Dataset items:
▽

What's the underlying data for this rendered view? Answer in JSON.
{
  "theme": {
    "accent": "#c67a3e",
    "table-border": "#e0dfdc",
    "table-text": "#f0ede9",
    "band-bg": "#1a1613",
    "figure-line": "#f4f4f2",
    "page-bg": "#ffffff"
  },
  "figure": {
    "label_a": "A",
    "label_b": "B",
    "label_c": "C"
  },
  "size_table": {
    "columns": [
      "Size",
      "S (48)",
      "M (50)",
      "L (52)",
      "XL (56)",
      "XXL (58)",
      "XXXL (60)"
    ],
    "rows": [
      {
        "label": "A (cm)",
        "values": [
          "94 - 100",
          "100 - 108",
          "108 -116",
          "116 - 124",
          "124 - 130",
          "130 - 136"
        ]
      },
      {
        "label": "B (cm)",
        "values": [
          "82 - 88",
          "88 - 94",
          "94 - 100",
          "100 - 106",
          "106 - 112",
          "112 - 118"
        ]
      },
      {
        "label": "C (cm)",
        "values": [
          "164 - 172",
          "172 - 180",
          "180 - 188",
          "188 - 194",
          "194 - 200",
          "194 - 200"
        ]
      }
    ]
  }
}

△

Goal of the exercise: Extract the full listing above without alteration.

Solution to this task:
What's the underlying data for this rendered view? Answer in JSON.
{
  "theme": {
    "accent": "#c67a3e",
    "table-border": "#e0dfdc",
    "table-text": "#f0ede9",
    "band-bg": "#1a1613",
    "figure-line": "#f4f4f2",
    "page-bg": "#ffffff"
  },
  "figure": {
    "label_a": "A",
    "label_b": "B",
    "label_c": "C"
  },
  "size_table": {
    "columns": [
      "Size",
      "S (48)",
      "M (50)",
      "L (52)",
      "XL (56)",
      "XXL (58)",
      "XXXL (60)"
    ],
    "rows": [
      {
        "label": "A (cm)",
        "values": [
          "94 - 100",
          "100 - 108",
          "108 -116",
          "116 - 124",
          "124 - 130",
          "130 - 136"
        ]
      },
      {
        "label": "B (cm)",
        "values": [
          "82 - 88",
          "88 - 94",
          "94 - 100",
          "100 - 106",
          "106 - 112",
          "112 - 118"
        ]
      },
      {
        "label": "C (cm)",
        "values": [
          "164 - 172",
          "172 - 180",
          "180 - 188",
          "188 - 194",
          "194 - 200",
          "194 - 200"
        ]
      }
    ]
  }
}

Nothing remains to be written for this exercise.